WHAT THE EXERCISE ASKS - Please determine how many lines of the material include the word "Signal", and respond with nothing but that number.

Records that describe figures
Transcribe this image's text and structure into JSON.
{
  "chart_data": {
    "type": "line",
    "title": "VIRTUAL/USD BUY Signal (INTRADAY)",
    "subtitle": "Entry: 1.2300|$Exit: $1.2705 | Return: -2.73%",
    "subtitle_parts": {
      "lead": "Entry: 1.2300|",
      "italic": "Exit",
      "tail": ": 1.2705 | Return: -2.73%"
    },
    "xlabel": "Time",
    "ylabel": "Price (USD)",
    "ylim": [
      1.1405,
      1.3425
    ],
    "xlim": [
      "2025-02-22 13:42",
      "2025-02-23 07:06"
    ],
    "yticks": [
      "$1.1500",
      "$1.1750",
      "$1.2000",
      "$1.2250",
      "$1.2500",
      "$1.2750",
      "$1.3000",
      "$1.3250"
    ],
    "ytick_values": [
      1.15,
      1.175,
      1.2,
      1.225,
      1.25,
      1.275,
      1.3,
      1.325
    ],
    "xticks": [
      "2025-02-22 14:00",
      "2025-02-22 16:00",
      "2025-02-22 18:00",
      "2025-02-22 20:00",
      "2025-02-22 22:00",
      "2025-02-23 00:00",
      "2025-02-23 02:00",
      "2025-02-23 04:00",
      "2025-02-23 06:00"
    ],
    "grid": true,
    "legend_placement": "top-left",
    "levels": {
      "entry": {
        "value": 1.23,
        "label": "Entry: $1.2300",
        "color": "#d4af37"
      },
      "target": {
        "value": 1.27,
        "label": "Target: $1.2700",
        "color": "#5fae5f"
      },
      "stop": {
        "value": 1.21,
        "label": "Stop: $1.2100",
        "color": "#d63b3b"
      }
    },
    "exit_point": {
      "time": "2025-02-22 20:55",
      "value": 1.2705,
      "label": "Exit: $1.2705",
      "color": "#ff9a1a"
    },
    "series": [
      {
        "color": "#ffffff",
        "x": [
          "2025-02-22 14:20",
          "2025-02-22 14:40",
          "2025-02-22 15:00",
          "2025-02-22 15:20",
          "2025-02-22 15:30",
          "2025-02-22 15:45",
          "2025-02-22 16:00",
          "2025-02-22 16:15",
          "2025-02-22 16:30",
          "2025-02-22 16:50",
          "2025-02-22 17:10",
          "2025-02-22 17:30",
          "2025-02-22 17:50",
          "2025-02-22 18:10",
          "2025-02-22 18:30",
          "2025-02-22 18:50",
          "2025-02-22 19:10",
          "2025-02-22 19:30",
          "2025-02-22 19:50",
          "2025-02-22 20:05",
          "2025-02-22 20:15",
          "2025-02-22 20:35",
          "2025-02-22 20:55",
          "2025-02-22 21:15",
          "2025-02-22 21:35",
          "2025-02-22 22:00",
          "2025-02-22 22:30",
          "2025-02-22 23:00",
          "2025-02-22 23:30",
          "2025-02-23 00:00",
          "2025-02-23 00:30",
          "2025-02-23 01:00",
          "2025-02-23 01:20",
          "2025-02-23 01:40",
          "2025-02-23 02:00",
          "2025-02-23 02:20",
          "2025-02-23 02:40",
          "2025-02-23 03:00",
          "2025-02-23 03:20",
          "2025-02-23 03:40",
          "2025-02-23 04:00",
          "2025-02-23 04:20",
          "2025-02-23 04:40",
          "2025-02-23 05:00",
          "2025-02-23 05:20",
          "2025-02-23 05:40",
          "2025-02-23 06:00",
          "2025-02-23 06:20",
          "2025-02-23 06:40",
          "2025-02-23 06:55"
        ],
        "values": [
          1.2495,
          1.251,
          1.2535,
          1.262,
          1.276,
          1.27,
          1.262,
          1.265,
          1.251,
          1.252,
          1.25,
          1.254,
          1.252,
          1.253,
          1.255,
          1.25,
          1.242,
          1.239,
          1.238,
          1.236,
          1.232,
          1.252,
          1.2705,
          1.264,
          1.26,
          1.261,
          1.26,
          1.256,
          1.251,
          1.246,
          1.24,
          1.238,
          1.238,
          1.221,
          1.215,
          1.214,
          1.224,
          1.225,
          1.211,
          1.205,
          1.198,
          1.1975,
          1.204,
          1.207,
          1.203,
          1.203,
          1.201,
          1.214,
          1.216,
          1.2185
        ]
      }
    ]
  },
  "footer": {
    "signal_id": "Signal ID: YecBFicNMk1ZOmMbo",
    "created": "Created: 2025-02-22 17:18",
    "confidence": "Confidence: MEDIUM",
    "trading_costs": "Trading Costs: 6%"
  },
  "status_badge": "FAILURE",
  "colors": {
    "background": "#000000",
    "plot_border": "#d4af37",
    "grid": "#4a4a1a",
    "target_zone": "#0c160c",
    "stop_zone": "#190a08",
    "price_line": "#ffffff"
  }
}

PROBLEM SOLUTION - 2